Material shown:
========

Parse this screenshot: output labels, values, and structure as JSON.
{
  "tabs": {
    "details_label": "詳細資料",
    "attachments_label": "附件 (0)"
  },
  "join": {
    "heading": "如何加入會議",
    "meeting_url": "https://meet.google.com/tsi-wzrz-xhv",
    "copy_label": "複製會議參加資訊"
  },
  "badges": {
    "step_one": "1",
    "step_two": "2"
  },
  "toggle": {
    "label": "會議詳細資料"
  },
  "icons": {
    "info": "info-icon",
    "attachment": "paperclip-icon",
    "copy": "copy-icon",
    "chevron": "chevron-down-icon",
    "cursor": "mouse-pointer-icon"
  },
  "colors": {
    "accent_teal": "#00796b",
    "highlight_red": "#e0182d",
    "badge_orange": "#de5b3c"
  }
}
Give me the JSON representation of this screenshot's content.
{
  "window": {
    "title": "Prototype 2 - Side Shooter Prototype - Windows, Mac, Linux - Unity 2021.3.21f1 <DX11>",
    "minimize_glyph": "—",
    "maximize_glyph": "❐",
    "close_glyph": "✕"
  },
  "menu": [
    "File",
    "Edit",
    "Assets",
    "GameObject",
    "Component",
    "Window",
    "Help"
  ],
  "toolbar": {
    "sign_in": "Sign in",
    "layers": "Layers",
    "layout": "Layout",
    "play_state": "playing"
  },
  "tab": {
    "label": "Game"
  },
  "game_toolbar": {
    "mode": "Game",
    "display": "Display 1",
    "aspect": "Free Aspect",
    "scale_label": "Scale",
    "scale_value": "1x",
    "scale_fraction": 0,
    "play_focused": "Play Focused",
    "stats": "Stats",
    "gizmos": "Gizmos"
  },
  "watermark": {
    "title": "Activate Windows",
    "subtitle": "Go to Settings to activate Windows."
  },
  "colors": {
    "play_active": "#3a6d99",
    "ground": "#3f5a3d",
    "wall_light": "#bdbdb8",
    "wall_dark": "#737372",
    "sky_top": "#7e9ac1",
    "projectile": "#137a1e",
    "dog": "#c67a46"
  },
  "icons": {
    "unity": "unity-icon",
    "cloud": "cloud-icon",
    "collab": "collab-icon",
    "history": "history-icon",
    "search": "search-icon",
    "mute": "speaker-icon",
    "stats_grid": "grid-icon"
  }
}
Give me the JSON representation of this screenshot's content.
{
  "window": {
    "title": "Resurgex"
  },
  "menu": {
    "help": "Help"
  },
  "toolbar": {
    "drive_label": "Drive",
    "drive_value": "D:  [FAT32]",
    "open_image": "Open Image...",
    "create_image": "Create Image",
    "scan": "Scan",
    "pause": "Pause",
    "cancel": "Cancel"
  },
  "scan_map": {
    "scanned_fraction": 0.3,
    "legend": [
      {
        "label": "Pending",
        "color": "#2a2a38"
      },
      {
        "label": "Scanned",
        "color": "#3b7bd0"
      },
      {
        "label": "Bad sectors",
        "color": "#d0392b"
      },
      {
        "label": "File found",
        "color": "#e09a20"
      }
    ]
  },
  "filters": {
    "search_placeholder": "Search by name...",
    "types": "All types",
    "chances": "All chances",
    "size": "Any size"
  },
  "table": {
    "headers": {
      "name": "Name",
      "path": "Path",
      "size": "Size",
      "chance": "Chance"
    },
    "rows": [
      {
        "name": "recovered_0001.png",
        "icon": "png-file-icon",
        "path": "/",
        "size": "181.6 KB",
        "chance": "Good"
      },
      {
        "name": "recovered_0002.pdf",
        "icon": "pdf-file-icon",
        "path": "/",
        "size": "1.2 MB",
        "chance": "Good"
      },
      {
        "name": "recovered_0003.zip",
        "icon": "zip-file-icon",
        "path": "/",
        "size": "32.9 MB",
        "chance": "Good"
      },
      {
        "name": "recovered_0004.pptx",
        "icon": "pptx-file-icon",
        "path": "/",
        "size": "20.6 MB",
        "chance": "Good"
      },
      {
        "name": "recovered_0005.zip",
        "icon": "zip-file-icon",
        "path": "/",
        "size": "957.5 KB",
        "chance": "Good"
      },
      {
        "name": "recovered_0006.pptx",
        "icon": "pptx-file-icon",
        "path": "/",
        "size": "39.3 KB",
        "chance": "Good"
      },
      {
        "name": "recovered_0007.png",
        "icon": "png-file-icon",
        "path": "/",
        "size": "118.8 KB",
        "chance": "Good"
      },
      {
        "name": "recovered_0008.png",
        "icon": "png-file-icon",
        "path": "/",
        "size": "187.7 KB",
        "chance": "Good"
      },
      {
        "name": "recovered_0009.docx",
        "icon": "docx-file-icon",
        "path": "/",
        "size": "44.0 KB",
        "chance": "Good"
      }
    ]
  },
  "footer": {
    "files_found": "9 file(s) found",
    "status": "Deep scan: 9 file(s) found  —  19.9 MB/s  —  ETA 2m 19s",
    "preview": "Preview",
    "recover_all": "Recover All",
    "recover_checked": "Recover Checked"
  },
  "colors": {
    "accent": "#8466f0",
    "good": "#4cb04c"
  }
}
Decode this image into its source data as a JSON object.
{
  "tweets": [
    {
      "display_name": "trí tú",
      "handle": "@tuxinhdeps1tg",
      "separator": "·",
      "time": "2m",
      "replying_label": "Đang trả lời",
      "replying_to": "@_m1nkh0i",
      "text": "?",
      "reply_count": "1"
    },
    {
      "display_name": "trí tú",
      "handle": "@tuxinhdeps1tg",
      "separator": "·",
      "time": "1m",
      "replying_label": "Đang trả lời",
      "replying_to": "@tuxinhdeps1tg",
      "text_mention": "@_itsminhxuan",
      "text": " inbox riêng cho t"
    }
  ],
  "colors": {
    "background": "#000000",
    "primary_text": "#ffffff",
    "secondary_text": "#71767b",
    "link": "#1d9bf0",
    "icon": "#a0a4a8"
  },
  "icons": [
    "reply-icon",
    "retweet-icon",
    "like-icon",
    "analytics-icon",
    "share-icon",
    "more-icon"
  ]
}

========

Required work: Print all the data exactly.

Response to this task:
Parse this screenshot: output labels, values, and structure as JSON.
{
  "tabs": {
    "details_label": "詳細資料",
    "attachments_label": "附件 (0)"
  },
  "join": {
    "heading": "如何加入會議",
    "meeting_url": "https://meet.google.com/tsi-wzrz-xhv",
    "copy_label": "複製會議參加資訊"
  },
  "badges": {
    "step_one": "1",
    "step_two": "2"
  },
  "toggle": {
    "label": "會議詳細資料"
  },
  "icons": {
    "info": "info-icon",
    "attachment": "paperclip-icon",
    "copy": "copy-icon",
    "chevron": "chevron-down-icon",
    "cursor": "mouse-pointer-icon"
  },
  "colors": {
    "accent_teal": "#00796b",
    "highlight_red": "#e0182d",
    "badge_orange": "#de5b3c"
  }
}
Give me the JSON representation of this screenshot's content.
{
  "window": {
    "title": "Prototype 2 - Side Shooter Prototype - Windows, Mac, Linux - Unity 2021.3.21f1 <DX11>",
    "minimize_glyph": "—",
    "maximize_glyph": "❐",
    "close_glyph": "✕"
  },
  "menu": [
    "File",
    "Edit",
    "Assets",
    "GameObject",
    "Component",
    "Window",
    "Help"
  ],
  "toolbar": {
    "sign_in": "Sign in",
    "layers": "Layers",
    "layout": "Layout",
    "play_state": "playing"
  },
  "tab": {
    "label": "Game"
  },
  "game_toolbar": {
    "mode": "Game",
    "display": "Display 1",
    "aspect": "Free Aspect",
    "scale_label": "Scale",
    "scale_value": "1x",
    "scale_fraction": 0,
    "play_focused": "Play Focused",
    "stats": "Stats",
    "gizmos": "Gizmos"
  },
  "watermark": {
    "title": "Activate Windows",
    "subtitle": "Go to Settings to activate Windows."
  },
  "colors": {
    "play_active": "#3a6d99",
    "ground": "#3f5a3d",
    "wall_light": "#bdbdb8",
    "wall_dark": "#737372",
    "sky_top": "#7e9ac1",
    "projectile": "#137a1e",
    "dog": "#c67a46"
  },
  "icons": {
    "unity": "unity-icon",
    "cloud": "cloud-icon",
    "collab": "collab-icon",
    "history": "history-icon",
    "search": "search-icon",
    "mute": "speaker-icon",
    "stats_grid": "grid-icon"
  }
}
Give me the JSON representation of this screenshot's content.
{
  "window": {
    "title": "Resurgex"
  },
  "menu": {
    "help": "Help"
  },
  "toolbar": {
    "drive_label": "Drive",
    "drive_value": "D:  [FAT32]",
    "open_image": "Open Image...",
    "create_image": "Create Image",
    "scan": "Scan",
    "pause": "Pause",
    "cancel": "Cancel"
  },
  "scan_map": {
    "scanned_fraction": 0.3,
    "legend": [
      {
        "label": "Pending",
        "color": "#2a2a38"
      },
      {
        "label": "Scanned",
        "color": "#3b7bd0"
      },
      {
        "label": "Bad sectors",
        "color": "#d0392b"
      },
      {
        "label": "File found",
        "color": "#e09a20"
      }
    ]
  },
  "filters": {
    "search_placeholder": "Search by name...",
    "types": "All types",
    "chances": "All chances",
    "size": "Any size"
  },
  "table": {
    "headers": {
      "name": "Name",
      "path": "Path",
      "size": "Size",
      "chance": "Chance"
    },
    "rows": [
      {
        "name": "recovered_0001.png",
        "icon": "png-file-icon",
        "path": "/",
        "size": "181.6 KB",
        "chance": "Good"
      },
      {
        "name": "recovered_0002.pdf",
        "icon": "pdf-file-icon",
        "path": "/",
        "size": "1.2 MB",
        "chance": "Good"
      },
      {
        "name": "recovered_0003.zip",
        "icon": "zip-file-icon",
        "path": "/",
        "size": "32.9 MB",
        "chance": "Good"
      },
      {
        "name": "recovered_0004.pptx",
        "icon": "pptx-file-icon",
        "path": "/",
        "size": "20.6 MB",
        "chance": "Good"
      },
      {
        "name": "recovered_0005.zip",
        "icon": "zip-file-icon",
        "path": "/",
        "size": "957.5 KB",
        "chance": "Good"
      },
      {
        "name": "recovered_0006.pptx",
        "icon": "pptx-file-icon",
        "path": "/",
        "size": "39.3 KB",
        "chance": "Good"
      },
      {
        "name": "recovered_0007.png",
        "icon": "png-file-icon",
        "path": "/",
        "size": "118.8 KB",
        "chance": "Good"
      },
      {
        "name": "recovered_0008.png",
        "icon": "png-file-icon",
        "path": "/",
        "size": "187.7 KB",
        "chance": "Good"
      },
      {
        "name": "recovered_0009.docx",
        "icon": "docx-file-icon",
        "path": "/",
        "size": "44.0 KB",
        "chance": "Good"
      }
    ]
  },
  "footer": {
    "files_found": "9 file(s) found",
    "status": "Deep scan: 9 file(s) found  —  19.9 MB/s  —  ETA 2m 19s",
    "preview": "Preview",
    "recover_all": "Recover All",
    "recover_checked": "Recover Checked"
  },
  "colors": {
    "accent": "#8466f0",
    "good": "#4cb04c"
  }
}
Decode this image into its source data as a JSON object.
{
  "tweets": [
    {
      "display_name": "trí tú",
      "handle": "@tuxinhdeps1tg",
      "separator": "·",
      "time": "2m",
      "replying_label": "Đang trả lời",
      "replying_to": "@_m1nkh0i",
      "text": "?",
      "reply_count": "1"
    },
    {
      "display_name": "trí tú",
      "handle": "@tuxinhdeps1tg",
      "separator": "·",
      "time": "1m",
      "replying_label": "Đang trả lời",
      "replying_to": "@tuxinhdeps1tg",
      "text_mention": "@_itsminhxuan",
      "text": " inbox riêng cho t"
    }
  ],
  "colors": {
    "background": "#000000",
    "primary_text": "#ffffff",
    "secondary_text": "#71767b",
    "link": "#1d9bf0",
    "icon": "#a0a4a8"
  },
  "icons": [
    "reply-icon",
    "retweet-icon",
    "like-icon",
    "analytics-icon",
    "share-icon",
    "more-icon"
  ]
}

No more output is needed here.